Count every line in the following entries where the word "imperial" appears. Give the count alone.
------------------------------------------------------------
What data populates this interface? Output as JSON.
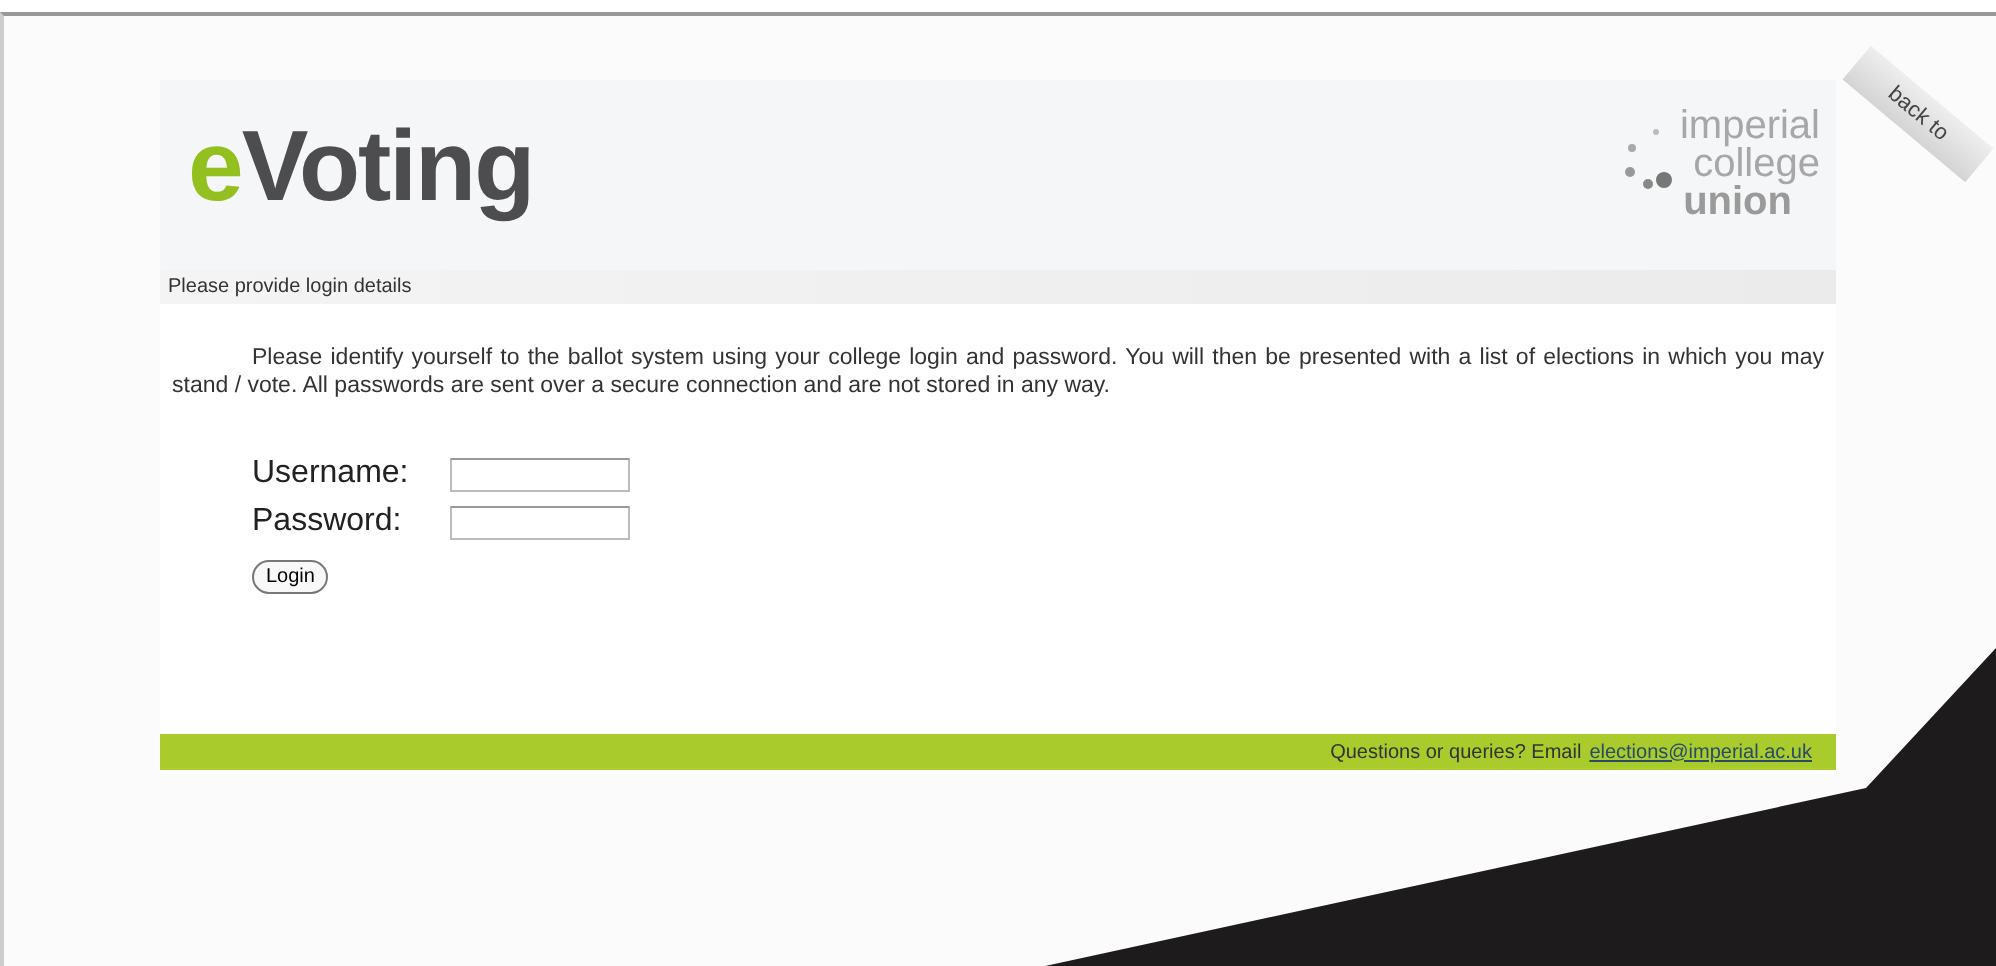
{
  "header": {
    "logo_prefix": "e",
    "logo_rest": "Voting",
    "brand": [
      "imperial",
      "college",
      "union"
    ]
  },
  "section_title": "Please provide login details",
  "intro": "Please identify yourself to the ballot system using your college login and password. You will then be presented with a list of elections in which you may stand / vote. All passwords are sent over a secure connection and are not stored in any way.",
  "fields": [
    {
      "label": "Username:"
    },
    {
      "label": "Password:"
    }
  ],
  "login_button": "Login",
  "footer": {
    "text": "Questions or queries? Email",
    "link": "elections@imperial.ac.uk"
  },
  "corner_tab": "back to"
}
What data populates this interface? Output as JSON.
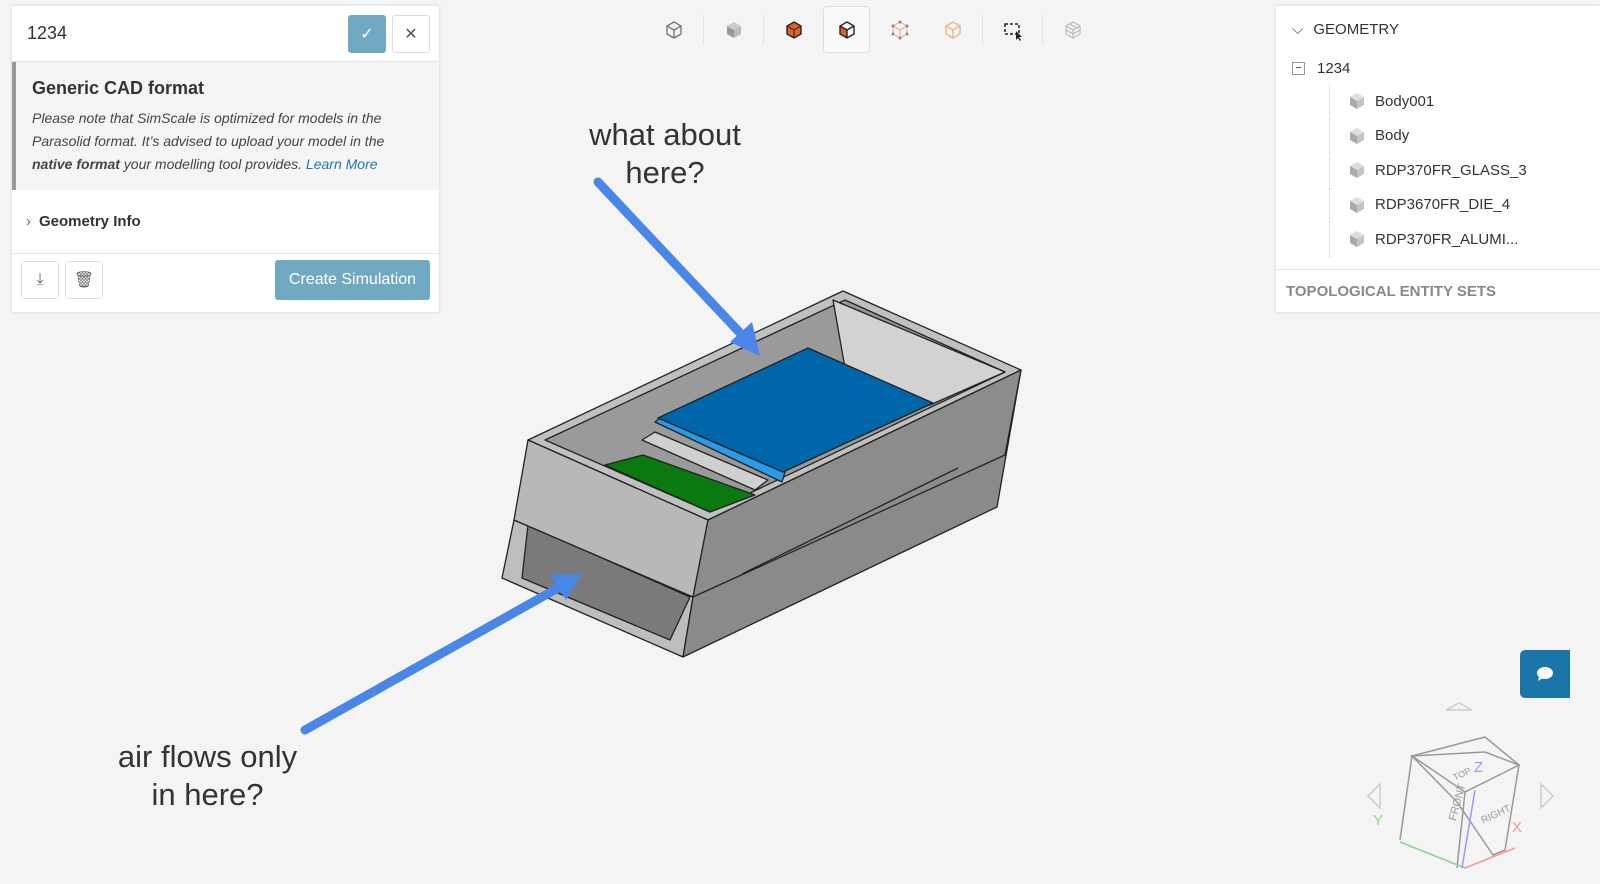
{
  "left_panel": {
    "name": "1234",
    "confirm_icon": "check-icon",
    "close_icon": "close-icon",
    "notice_title": "Generic CAD format",
    "notice_text_1": "Please note that SimScale is optimized for models in the Parasolid format. It’s advised to upload your model in the ",
    "notice_bold": "native format",
    "notice_text_2": " your modelling tool provides. ",
    "learn_more": "Learn More",
    "geometry_info": "Geometry Info",
    "create_simulation": "Create Simulation"
  },
  "right_panel": {
    "geometry_header": "GEOMETRY",
    "root": "1234",
    "bodies": [
      "Body001",
      "Body",
      "RDP370FR_GLASS_3",
      "RDP3670FR_DIE_4",
      "RDP370FR_ALUMI..."
    ],
    "topological_sets": "TOPOLOGICAL ENTITY SETS"
  },
  "annotations": {
    "top_line1": "what about",
    "top_line2": "here?",
    "bottom_line1": "air flows only",
    "bottom_line2": "in here?"
  },
  "view_cube": {
    "top": "TOP",
    "front": "FRONT",
    "right": "RIGHT",
    "x": "X",
    "y": "Y",
    "z": "Z"
  },
  "colors": {
    "accent": "#72a9c2",
    "arrow": "#4a86e8",
    "plate_blue": "#0066aa",
    "plate_green": "#0a7a10"
  }
}
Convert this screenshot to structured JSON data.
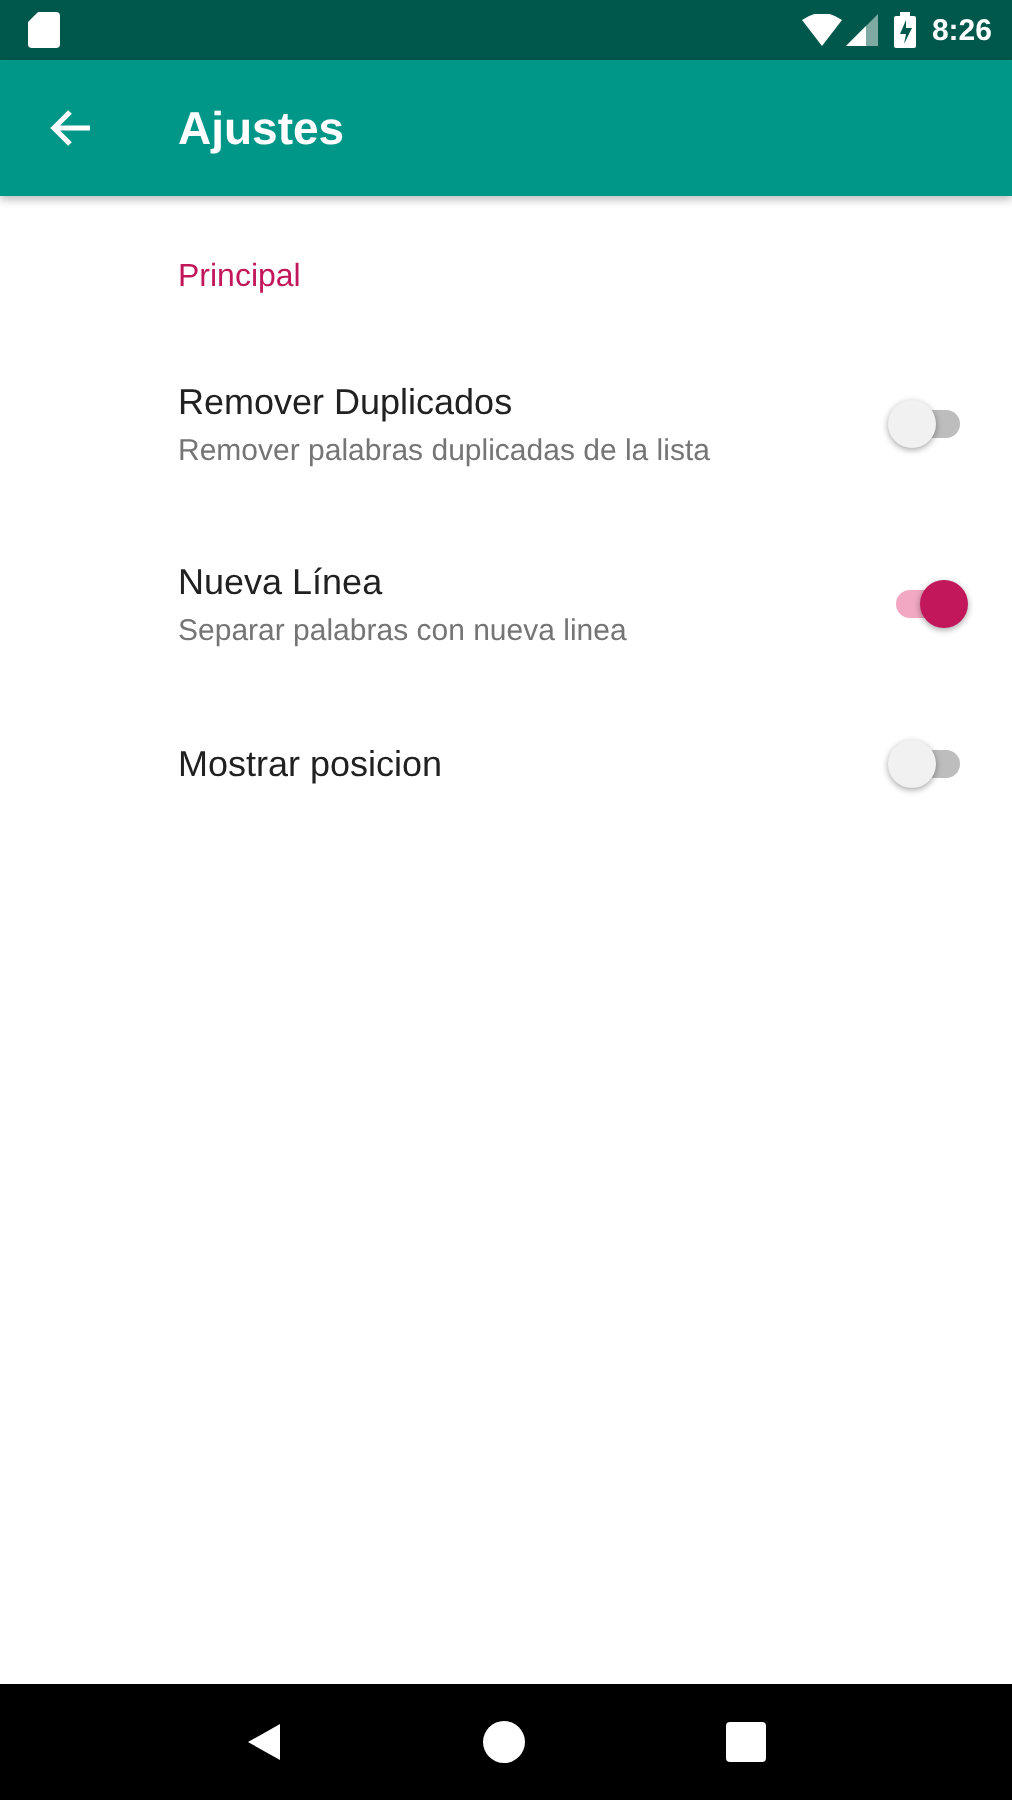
{
  "status_bar": {
    "time": "8:26"
  },
  "app_bar": {
    "title": "Ajustes"
  },
  "section": {
    "title": "Principal"
  },
  "settings": [
    {
      "title": "Remover Duplicados",
      "summary": "Remover palabras duplicadas de la lista",
      "on": false
    },
    {
      "title": "Nueva Línea",
      "summary": "Separar palabras con nueva linea",
      "on": true
    },
    {
      "title": "Mostrar posicion",
      "on": false
    }
  ]
}
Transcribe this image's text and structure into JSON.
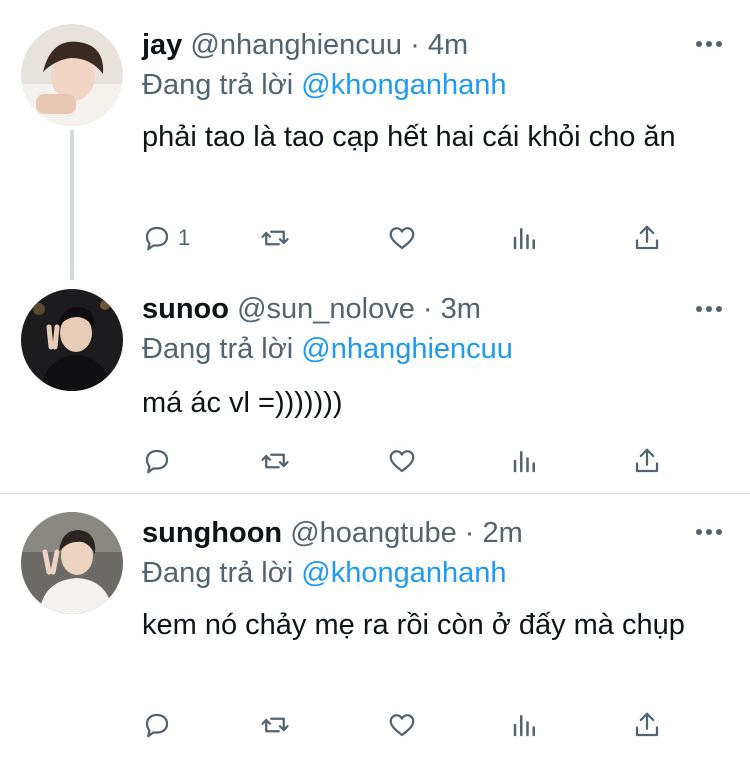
{
  "colors": {
    "link": "#1d9bf0",
    "muted": "#536471",
    "text": "#0f1419"
  },
  "tweets": [
    {
      "name": "jay",
      "handle": "@nhanghiencuu",
      "sep": "·",
      "time": "4m",
      "replying_prefix": "Đang trả lời",
      "replying_to": "@khonganhanh",
      "text": "phải tao là tao cạp hết hai cái khỏi cho ăn",
      "reply_count": "1"
    },
    {
      "name": "sunoo",
      "handle": "@sun_nolove",
      "sep": "·",
      "time": "3m",
      "replying_prefix": "Đang trả lời",
      "replying_to": "@nhanghiencuu",
      "text": "má ác vl =)))))))",
      "reply_count": ""
    },
    {
      "name": "sunghoon",
      "handle": "@hoangtube",
      "sep": "·",
      "time": "2m",
      "replying_prefix": "Đang trả lời",
      "replying_to": "@khonganhanh",
      "text": "kem nó chảy mẹ ra rồi còn ở đấy mà chụp",
      "reply_count": ""
    }
  ],
  "icons": [
    "reply-icon",
    "retweet-icon",
    "like-icon",
    "views-icon",
    "share-icon",
    "more-icon"
  ]
}
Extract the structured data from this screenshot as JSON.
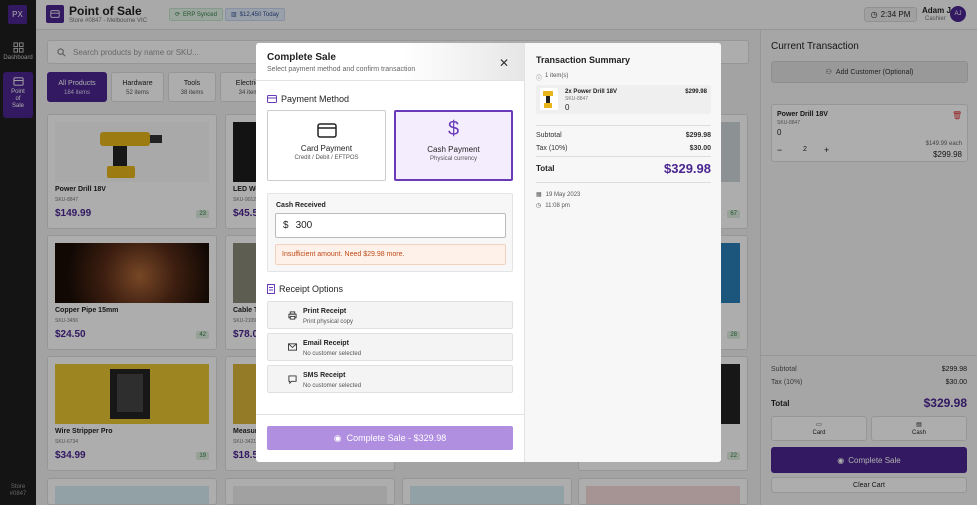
{
  "app": {
    "logo": "PX",
    "title": "Point of Sale",
    "store": "Store #0847 - Melbourne VIC",
    "erp": "ERP Synced",
    "today": "$12,450 Today",
    "time": "2:34 PM",
    "user": "Adam J",
    "role": "Cashier",
    "avatar": "AJ",
    "store_code": "Store",
    "store_num": "#0847"
  },
  "nav": [
    {
      "label": "Dashboard"
    },
    {
      "label": "Point of Sale"
    }
  ],
  "search": {
    "placeholder": "Search products by name or SKU..."
  },
  "categories": [
    {
      "name": "All Products",
      "count": "184 items"
    },
    {
      "name": "Hardware",
      "count": "52 items"
    },
    {
      "name": "Tools",
      "count": "38 items"
    },
    {
      "name": "Electrical",
      "count": "34 items"
    }
  ],
  "products": [
    {
      "name": "Power Drill 18V",
      "sku": "SKU-8847",
      "price": "$149.99",
      "stock": "23"
    },
    {
      "name": "LED Work Light",
      "sku": "SKU-9012",
      "price": "$45.50",
      "stock": ""
    },
    {
      "name": "",
      "sku": "",
      "price": "",
      "stock": "67"
    },
    {
      "name": "Copper Pipe 15mm",
      "sku": "SKU-3456",
      "price": "$24.50",
      "stock": "42"
    },
    {
      "name": "Cable Tie",
      "sku": "SKU-2109",
      "price": "$78.00",
      "stock": ""
    },
    {
      "name": "",
      "sku": "",
      "price": "",
      "stock": "28"
    },
    {
      "name": "Wire Stripper Pro",
      "sku": "SKU-6734",
      "price": "$34.99",
      "stock": "19"
    },
    {
      "name": "Measuring Tape",
      "sku": "SKU-3421",
      "price": "$18.50",
      "stock": ""
    },
    {
      "name": "",
      "sku": "",
      "price": "",
      "stock": "22"
    }
  ],
  "current": {
    "title": "Current Transaction",
    "add_customer": "Add Customer (Optional)",
    "item": {
      "name": "Power Drill 18V",
      "sku": "SKU-8847",
      "zero": "0",
      "qty": "2",
      "each": "$149.99 each",
      "total": "$299.98"
    },
    "subtotal_label": "Subtotal",
    "subtotal": "$299.98",
    "tax_label": "Tax (10%)",
    "tax": "$30.00",
    "total_label": "Total",
    "total": "$329.98",
    "card": "Card",
    "cash": "Cash",
    "complete": "Complete Sale",
    "clear": "Clear Cart"
  },
  "modal": {
    "title": "Complete Sale",
    "subtitle": "Select payment method and confirm transaction",
    "payment_heading": "Payment Method",
    "card_title": "Card Payment",
    "card_sub": "Credit / Debit / EFTPOS",
    "cash_title": "Cash Payment",
    "cash_sub": "Physical currency",
    "cash_label": "Cash Received",
    "currency": "$",
    "cash_value": "300",
    "error": "Insufficient amount. Need $29.98 more.",
    "receipt_heading": "Receipt Options",
    "receipts": [
      {
        "title": "Print Receipt",
        "sub": "Print physical copy"
      },
      {
        "title": "Email Receipt",
        "sub": "No customer selected"
      },
      {
        "title": "SMS Receipt",
        "sub": "No customer selected"
      }
    ],
    "complete": "Complete Sale - $329.98",
    "summary": {
      "title": "Transaction Summary",
      "count": "1 item(s)",
      "item_name": "2x Power Drill 18V",
      "item_sku": "SKU-8847",
      "item_zero": "0",
      "item_price": "$299.98",
      "subtotal_label": "Subtotal",
      "subtotal": "$299.98",
      "tax_label": "Tax (10%)",
      "tax": "$30.00",
      "total_label": "Total",
      "total": "$329.98",
      "date": "19 May 2023",
      "time": "11:08 pm"
    }
  },
  "colors": {
    "brand": "#4a2590",
    "stock_bg": "#dfeee1",
    "error": "#c04a1a"
  }
}
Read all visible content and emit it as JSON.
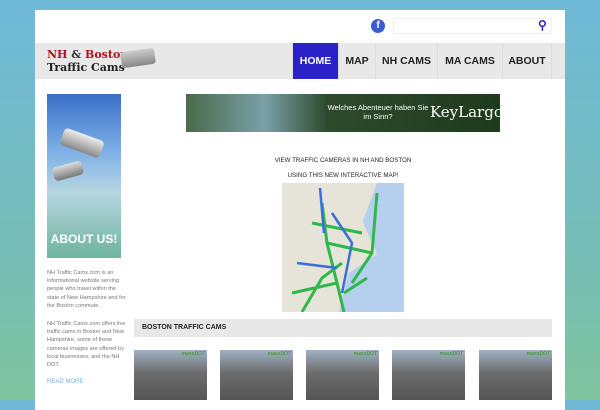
{
  "header": {
    "facebook_icon": "f",
    "search_placeholder": "",
    "search_icon": "search-icon"
  },
  "logo": {
    "line1a": "NH",
    "line1b": " & ",
    "line1c": "Boston",
    "line2": "Traffic Cams"
  },
  "nav": [
    {
      "label": "HOME",
      "active": true
    },
    {
      "label": "MAP"
    },
    {
      "label": "NH CAMS"
    },
    {
      "label": "MA CAMS"
    },
    {
      "label": "ABOUT"
    }
  ],
  "sidebar": {
    "about_label": "ABOUT US!",
    "para1": "NH Traffic Cams.com is an informational website serving people who travel within the state of New Hampshire and for the Boston commute.",
    "para2": "NH Traffic Cams.com offers live traffic cams in Boston and New Hampshire, some of these cameras images are offered by local businesses, and the NH DOT.",
    "read_more": "READ MORE"
  },
  "ad": {
    "text": "Welches Abenteuer haben Sie im Sinn?",
    "brand": "KeyLargo"
  },
  "main": {
    "intro1": "VIEW TRAFFIC CAMERAS IN NH AND BOSTON",
    "intro2": "USING THIS NEW INTERACTIVE MAP!",
    "section_title": "BOSTON TRAFFIC CAMS",
    "thumb_watermark": "massDOT",
    "thumb_count": 5
  },
  "colors": {
    "accent": "#2a22c8",
    "nav_bg": "#e8e8e8"
  }
}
------------------------------------------------------------
> **Answer for this exercise**
2